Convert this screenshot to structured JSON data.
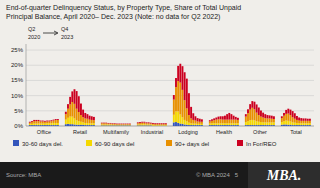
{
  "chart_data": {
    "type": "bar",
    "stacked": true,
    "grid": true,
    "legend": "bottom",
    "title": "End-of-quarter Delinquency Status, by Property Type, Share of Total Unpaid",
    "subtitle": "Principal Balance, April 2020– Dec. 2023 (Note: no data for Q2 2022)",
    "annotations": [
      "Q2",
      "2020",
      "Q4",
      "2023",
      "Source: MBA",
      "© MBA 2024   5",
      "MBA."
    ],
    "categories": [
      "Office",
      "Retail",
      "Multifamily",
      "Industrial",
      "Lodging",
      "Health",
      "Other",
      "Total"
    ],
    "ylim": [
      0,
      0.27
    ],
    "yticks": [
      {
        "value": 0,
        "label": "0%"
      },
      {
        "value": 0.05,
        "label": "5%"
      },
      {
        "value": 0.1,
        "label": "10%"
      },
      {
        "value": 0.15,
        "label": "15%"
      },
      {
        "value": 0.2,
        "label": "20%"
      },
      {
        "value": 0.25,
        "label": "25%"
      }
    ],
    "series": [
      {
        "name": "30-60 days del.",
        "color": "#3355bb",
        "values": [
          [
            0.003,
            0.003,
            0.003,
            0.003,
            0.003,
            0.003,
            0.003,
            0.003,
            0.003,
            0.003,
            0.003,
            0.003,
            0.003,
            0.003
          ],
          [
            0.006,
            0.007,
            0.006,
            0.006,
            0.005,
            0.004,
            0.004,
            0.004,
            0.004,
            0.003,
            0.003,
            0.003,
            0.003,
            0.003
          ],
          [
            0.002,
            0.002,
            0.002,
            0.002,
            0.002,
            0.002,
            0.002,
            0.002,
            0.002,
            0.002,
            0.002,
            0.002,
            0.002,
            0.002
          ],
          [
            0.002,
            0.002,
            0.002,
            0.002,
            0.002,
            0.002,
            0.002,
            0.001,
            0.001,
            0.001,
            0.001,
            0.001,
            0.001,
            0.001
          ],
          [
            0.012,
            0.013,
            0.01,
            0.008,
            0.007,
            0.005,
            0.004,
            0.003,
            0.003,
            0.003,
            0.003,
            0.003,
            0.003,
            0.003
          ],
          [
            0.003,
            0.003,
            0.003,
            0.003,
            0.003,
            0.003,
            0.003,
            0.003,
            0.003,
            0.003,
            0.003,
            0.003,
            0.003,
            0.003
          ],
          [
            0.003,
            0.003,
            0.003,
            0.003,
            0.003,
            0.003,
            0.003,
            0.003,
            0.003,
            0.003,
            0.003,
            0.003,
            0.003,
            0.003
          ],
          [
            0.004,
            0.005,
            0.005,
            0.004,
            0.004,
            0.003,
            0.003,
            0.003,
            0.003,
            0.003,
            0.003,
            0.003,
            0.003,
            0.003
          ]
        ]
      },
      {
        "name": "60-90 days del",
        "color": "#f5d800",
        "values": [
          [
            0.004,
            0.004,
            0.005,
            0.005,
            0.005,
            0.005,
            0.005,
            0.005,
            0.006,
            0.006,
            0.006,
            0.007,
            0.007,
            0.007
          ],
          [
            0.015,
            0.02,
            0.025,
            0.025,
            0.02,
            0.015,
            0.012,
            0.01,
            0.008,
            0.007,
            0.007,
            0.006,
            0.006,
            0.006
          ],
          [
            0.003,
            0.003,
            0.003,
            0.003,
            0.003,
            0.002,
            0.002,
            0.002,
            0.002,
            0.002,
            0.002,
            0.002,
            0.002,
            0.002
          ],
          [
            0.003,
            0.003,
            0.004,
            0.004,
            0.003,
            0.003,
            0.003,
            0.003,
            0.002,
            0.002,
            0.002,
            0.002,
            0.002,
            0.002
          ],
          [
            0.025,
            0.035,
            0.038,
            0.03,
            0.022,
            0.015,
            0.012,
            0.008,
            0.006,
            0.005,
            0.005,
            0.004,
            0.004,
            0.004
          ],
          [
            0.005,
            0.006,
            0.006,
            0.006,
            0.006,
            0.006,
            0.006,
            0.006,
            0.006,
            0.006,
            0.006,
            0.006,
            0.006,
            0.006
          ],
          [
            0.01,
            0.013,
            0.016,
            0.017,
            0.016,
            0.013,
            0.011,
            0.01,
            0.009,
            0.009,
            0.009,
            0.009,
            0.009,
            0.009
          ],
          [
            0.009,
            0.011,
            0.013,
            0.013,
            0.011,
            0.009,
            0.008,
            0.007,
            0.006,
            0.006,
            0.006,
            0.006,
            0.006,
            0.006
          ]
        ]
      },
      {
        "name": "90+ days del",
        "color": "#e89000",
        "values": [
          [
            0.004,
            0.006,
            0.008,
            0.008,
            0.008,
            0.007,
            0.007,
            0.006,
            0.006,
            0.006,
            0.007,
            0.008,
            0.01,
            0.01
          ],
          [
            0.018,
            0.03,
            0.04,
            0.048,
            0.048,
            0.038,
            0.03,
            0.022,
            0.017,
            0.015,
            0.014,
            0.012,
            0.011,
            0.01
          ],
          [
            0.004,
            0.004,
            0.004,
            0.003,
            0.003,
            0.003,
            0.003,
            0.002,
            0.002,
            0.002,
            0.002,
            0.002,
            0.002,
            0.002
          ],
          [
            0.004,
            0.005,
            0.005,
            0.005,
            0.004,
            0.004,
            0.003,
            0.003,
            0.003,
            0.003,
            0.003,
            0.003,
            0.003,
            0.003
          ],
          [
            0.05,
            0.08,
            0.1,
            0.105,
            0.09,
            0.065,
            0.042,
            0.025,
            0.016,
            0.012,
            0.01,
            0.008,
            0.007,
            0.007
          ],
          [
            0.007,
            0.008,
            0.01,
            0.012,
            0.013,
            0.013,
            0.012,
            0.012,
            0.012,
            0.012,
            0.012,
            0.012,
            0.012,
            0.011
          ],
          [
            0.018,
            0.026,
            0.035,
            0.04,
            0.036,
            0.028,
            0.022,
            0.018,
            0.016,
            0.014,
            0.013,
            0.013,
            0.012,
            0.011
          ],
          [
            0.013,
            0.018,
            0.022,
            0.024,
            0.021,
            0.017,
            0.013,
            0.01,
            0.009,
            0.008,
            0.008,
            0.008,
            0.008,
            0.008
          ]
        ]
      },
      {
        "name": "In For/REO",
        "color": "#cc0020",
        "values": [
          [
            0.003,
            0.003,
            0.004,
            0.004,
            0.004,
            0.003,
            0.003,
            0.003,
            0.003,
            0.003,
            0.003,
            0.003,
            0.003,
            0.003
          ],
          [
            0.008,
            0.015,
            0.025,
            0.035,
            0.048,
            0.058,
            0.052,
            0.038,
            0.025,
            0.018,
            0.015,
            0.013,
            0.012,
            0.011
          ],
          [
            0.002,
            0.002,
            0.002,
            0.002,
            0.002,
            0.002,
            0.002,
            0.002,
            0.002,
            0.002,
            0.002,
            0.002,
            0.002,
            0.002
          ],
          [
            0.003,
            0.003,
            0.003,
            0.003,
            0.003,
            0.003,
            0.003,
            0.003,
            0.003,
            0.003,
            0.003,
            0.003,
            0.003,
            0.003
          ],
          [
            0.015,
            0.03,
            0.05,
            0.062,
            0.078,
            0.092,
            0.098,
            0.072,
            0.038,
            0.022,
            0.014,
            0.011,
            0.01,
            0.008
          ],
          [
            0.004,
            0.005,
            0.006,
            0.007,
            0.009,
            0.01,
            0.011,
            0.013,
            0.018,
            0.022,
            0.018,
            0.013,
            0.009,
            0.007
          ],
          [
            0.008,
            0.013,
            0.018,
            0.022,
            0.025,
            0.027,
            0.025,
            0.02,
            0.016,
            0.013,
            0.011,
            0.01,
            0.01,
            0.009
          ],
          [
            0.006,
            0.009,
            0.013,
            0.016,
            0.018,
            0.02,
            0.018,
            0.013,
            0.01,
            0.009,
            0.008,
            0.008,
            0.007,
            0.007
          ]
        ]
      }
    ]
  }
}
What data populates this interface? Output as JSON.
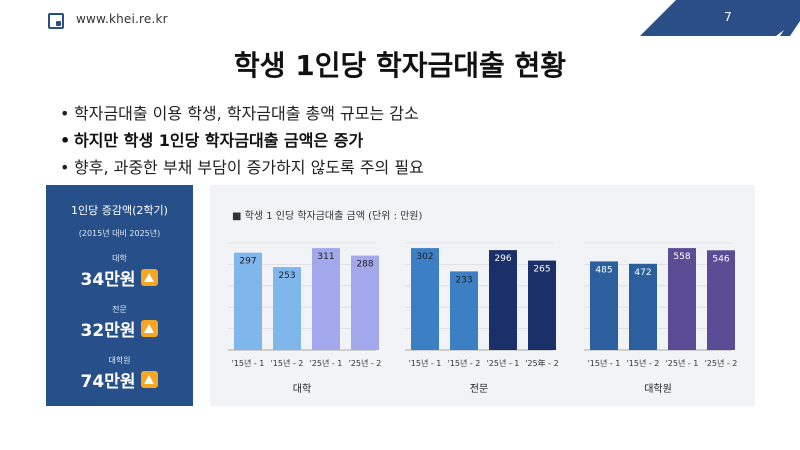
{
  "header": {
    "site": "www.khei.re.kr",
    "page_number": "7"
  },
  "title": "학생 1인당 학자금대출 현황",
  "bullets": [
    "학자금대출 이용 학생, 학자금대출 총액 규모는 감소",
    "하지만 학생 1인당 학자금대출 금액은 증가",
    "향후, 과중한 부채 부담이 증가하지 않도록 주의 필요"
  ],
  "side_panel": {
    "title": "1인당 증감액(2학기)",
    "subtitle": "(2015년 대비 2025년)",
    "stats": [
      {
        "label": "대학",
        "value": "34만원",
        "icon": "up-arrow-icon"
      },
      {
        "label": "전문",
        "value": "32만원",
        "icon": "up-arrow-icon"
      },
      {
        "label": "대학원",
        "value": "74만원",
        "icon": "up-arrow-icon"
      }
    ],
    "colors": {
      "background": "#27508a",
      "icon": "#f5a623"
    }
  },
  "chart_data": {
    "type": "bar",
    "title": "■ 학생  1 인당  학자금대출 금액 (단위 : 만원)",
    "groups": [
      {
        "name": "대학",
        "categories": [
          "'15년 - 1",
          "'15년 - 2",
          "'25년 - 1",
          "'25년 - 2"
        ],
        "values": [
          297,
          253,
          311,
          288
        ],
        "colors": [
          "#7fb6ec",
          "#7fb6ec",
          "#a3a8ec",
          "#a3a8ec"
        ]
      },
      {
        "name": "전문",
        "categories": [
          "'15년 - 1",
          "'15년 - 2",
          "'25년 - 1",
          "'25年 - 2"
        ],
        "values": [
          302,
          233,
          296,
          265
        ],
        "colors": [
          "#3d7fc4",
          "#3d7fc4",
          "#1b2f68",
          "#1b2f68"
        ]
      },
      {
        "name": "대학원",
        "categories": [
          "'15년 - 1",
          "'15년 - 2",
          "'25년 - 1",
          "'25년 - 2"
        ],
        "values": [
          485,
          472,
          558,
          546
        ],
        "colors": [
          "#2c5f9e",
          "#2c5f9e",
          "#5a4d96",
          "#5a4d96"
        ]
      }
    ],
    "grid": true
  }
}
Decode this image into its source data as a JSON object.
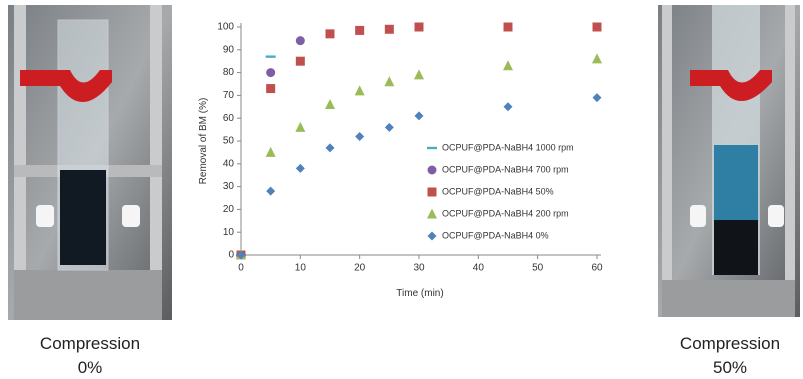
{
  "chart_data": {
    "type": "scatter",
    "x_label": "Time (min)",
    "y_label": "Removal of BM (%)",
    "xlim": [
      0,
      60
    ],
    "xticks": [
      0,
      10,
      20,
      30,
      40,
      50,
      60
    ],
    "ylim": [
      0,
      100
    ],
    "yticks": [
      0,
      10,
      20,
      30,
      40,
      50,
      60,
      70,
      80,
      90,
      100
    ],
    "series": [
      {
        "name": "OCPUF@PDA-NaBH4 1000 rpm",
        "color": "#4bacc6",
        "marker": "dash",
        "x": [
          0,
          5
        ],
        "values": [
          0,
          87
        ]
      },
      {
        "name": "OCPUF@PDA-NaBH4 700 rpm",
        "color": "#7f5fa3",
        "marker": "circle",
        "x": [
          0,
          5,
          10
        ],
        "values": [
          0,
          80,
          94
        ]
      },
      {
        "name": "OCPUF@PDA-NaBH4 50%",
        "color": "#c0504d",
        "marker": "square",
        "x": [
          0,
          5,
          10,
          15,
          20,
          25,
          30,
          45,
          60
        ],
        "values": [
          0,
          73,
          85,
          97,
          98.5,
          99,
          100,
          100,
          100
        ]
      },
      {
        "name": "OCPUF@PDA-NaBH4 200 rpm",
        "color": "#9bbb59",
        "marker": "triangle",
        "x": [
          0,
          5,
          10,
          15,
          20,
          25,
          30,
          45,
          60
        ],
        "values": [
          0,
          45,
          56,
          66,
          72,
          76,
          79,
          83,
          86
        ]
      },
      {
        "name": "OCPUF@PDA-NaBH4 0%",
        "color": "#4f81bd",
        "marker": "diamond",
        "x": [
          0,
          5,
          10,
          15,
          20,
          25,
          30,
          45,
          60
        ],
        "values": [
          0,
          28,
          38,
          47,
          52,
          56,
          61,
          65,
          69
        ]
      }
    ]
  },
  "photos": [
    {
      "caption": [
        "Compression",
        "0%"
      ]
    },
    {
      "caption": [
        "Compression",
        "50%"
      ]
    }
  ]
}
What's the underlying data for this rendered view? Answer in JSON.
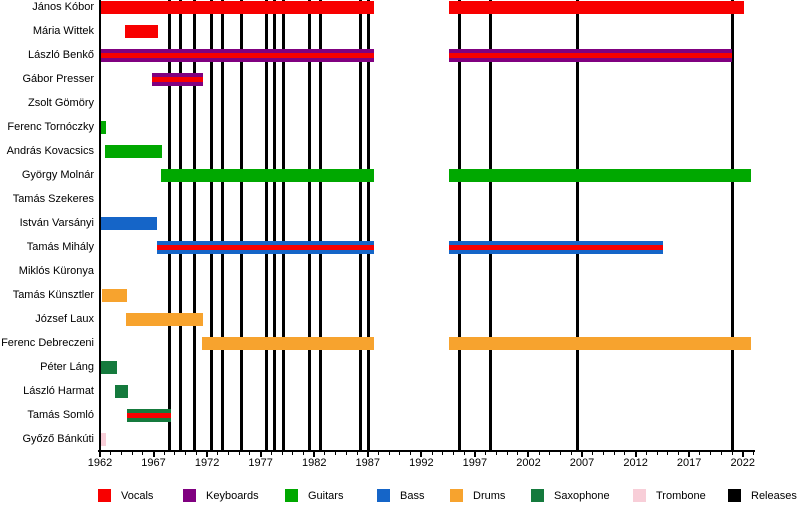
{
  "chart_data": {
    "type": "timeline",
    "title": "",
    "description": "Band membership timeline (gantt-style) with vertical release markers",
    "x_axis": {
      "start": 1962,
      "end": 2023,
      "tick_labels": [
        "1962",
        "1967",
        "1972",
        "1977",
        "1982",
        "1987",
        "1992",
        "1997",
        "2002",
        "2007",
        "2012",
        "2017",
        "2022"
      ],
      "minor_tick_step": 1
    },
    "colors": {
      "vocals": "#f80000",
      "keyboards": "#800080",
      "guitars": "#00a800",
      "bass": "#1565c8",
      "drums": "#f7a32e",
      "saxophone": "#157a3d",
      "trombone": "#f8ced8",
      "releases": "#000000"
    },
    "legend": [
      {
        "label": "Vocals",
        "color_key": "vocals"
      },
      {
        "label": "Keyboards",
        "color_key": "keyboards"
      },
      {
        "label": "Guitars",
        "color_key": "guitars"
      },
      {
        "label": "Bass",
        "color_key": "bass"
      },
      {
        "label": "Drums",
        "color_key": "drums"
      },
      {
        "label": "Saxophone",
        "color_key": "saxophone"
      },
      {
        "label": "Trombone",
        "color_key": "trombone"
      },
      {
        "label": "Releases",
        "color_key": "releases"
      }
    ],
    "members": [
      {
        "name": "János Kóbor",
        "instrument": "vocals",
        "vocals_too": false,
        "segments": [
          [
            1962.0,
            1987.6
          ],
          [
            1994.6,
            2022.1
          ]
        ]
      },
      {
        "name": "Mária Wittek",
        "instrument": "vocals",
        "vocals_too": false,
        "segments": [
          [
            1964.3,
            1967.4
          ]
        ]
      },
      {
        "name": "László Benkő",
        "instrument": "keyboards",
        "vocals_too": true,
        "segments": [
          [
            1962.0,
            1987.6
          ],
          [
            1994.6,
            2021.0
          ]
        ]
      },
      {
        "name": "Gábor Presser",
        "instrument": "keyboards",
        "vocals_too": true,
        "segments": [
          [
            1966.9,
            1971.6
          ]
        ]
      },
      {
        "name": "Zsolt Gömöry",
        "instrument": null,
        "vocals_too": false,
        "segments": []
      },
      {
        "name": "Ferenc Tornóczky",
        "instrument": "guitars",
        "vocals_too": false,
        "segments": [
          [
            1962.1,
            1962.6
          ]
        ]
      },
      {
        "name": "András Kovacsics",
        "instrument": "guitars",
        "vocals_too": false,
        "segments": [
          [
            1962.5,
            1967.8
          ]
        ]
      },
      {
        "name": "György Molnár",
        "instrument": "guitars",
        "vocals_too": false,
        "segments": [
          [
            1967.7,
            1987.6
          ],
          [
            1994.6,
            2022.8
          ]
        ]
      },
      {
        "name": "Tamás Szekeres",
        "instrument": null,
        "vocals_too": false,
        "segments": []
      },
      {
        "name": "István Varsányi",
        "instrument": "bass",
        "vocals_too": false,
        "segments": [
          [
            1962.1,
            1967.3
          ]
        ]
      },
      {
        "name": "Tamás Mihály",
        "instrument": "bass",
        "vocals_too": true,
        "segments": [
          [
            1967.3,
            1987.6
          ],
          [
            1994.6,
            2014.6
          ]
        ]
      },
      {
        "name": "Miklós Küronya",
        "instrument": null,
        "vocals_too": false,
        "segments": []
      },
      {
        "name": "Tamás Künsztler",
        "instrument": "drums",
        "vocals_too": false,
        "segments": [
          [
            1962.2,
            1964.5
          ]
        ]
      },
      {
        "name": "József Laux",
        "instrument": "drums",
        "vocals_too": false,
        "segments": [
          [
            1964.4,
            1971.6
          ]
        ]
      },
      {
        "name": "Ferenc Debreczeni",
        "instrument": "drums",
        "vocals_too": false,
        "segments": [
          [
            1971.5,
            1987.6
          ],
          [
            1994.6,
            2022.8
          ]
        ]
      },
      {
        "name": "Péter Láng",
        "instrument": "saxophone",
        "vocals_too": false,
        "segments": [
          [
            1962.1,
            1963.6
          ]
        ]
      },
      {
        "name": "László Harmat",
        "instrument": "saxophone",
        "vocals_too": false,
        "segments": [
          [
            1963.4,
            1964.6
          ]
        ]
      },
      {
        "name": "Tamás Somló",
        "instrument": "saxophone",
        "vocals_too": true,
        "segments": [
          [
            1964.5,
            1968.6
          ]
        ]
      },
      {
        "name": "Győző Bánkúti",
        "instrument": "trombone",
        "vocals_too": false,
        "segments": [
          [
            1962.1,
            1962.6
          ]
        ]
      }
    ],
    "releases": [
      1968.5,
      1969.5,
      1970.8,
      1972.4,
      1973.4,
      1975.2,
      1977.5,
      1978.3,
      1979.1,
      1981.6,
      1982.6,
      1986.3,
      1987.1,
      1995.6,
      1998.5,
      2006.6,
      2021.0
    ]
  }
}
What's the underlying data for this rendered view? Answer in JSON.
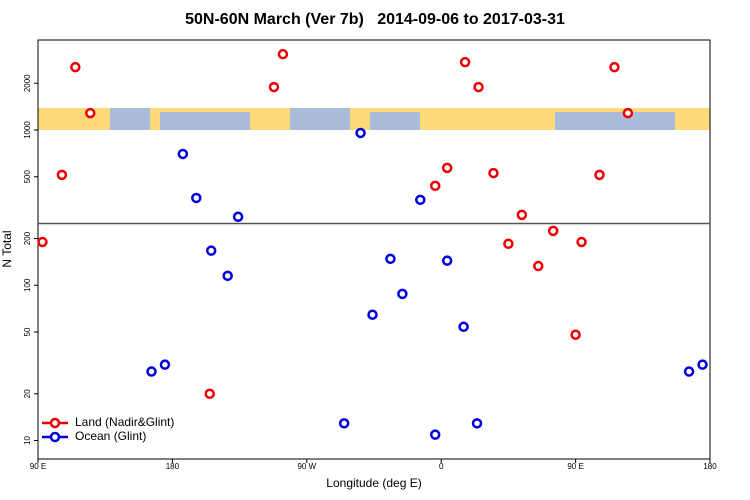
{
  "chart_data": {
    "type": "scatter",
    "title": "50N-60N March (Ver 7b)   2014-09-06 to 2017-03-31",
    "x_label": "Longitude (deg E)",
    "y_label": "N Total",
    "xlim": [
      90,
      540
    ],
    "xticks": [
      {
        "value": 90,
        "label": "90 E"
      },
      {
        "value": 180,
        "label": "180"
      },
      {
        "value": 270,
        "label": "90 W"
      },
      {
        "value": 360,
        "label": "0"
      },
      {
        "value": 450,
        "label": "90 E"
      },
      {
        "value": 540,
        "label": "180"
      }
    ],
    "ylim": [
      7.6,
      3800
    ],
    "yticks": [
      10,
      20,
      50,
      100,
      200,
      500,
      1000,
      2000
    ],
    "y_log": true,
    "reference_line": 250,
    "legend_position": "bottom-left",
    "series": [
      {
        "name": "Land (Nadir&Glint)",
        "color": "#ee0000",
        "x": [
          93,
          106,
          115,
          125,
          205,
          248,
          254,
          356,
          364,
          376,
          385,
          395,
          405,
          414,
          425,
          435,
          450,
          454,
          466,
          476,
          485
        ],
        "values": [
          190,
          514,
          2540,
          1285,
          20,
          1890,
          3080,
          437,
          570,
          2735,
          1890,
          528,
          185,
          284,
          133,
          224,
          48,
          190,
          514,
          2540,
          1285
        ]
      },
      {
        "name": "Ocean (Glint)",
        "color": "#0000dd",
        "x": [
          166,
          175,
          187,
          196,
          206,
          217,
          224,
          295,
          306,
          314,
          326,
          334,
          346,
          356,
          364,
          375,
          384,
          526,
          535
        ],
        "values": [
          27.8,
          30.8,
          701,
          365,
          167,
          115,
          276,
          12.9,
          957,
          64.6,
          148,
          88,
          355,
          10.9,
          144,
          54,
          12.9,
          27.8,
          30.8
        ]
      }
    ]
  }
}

__________________________________________________

• [Set exercise] Using the listing above, pick out each line that contains the word "this", then copy it.

• [Reply to the exercise]
Convert this screenshot to structured JSON data.
What data populates this interface? Output as JSON.
Decode this image into its source data as a JSON object.
What's the underlying data for this rendered view? Answer in JSON.
What's the underlying data for this rendered view? Answer in JSON.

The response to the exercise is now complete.